Testo fornito —

Durante il periodo di comporto, il lavoratore non può essere licenziato se non per giusta causa (v. Cass. nn. 19089/2017 e n. 64/2017) e, una volta concluso tale periodo, il datore di lavoro ha diritto di recedere dal rapporto di lavoro, dando il regolare preavviso. Il superamento del comporto integra, pertanto, di per sé un autonomo giustificato motivo oggettivo di licenziamento, che non necessita di ulteriore giustificazione (v. Cass. n. 1634/2018, in questo sito, con nota di F. DURVAL, Licenziamento per il superamento del periodo di comporto).

Cosa fare — Riprendi il testo sul periodo di comporto dopo l'ultima frase e proseguilo nello stesso registro.

Raccolta materiale —
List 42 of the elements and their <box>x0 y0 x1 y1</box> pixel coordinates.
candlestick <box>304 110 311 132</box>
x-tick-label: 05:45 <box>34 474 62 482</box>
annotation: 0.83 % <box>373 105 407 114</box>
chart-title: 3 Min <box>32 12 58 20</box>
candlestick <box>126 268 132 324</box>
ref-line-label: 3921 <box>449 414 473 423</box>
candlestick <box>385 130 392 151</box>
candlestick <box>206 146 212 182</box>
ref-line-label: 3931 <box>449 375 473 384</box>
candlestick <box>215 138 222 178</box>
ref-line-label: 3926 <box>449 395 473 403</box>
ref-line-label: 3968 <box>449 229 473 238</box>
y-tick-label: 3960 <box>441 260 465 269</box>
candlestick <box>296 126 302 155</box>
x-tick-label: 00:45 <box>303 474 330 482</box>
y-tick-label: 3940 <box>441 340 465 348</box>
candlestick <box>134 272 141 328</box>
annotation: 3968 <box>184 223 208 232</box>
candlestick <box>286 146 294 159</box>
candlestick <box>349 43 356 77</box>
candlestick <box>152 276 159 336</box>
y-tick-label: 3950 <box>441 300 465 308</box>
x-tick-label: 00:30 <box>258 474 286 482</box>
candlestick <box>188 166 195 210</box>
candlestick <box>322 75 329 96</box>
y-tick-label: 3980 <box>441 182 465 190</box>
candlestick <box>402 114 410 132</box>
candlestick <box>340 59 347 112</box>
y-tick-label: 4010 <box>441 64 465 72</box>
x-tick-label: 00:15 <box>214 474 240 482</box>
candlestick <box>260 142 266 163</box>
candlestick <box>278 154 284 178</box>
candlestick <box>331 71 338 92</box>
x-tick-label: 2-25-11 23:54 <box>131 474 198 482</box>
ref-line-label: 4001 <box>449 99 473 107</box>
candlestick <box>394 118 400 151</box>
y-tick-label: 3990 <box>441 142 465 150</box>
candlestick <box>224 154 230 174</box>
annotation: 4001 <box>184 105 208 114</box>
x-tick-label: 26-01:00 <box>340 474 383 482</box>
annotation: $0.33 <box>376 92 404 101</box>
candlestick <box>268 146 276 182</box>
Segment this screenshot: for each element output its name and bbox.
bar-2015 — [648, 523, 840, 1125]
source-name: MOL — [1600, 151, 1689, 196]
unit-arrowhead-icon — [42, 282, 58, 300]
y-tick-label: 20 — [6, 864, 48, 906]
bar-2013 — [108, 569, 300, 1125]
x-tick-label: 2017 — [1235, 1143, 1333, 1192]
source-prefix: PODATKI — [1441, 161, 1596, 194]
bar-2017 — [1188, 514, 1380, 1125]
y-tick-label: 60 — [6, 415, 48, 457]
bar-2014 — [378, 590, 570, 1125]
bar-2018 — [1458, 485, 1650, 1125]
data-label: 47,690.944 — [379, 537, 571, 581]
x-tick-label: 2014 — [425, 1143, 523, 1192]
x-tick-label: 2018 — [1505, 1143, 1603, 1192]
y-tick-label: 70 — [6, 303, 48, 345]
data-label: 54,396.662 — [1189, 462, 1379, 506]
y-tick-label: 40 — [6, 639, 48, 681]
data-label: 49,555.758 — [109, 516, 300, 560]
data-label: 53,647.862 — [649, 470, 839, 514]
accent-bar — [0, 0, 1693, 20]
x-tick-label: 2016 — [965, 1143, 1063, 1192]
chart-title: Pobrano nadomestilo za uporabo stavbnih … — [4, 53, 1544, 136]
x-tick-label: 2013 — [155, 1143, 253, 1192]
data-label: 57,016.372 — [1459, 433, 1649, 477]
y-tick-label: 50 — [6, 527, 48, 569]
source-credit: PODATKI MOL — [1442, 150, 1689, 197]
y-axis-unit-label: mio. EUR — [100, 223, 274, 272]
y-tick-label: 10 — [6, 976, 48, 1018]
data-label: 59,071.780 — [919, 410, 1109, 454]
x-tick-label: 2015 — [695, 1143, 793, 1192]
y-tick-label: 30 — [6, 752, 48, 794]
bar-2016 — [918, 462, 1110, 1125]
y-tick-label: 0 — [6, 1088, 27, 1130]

Spazio risposta —
Il periodo di comporto (la cui durata è normalmente differenziata in base all’anzianità di servizio e al livello di inquadramento del lavoratore) si distingue in: 1) comporto secco (il periodo di conservazione del posto è stabilito con riferimento ad un unico e ininterrotto evento morboso di lunga durata, cioè tale da coprire con continuità e ininterrottamente un considerevole arco di tempo. In altri termini, il periodo massimo di conservazione del posto riguarda un’unica malattia. Sicché, con un comporto, ad es. di 3 mesi, il lavoratore potrebbe assentarsi 2 mesi e 29 gg., poi lavorare un paio di gg. e poi far ripartire i 3 mesi di comporto. Ciò, in quanto i vari periodi di malattia intervallati da qualche giorno di lavoro non si cumulano); 2) o per sommatoria (periodo massimo di conservazione del posto in presenza di più di più eventi morbosi intervallati da presenze sul posto di lavoro. In tal caso i vari periodi si cumulano. Ad es. se il comporto è di 3 mesi, il lavoratore che si assenti 3 mesi e 29 gg., poi lavora 2 gg. e poi si riassenta, al secondo giorno di assenza ha superato i 3 mesi).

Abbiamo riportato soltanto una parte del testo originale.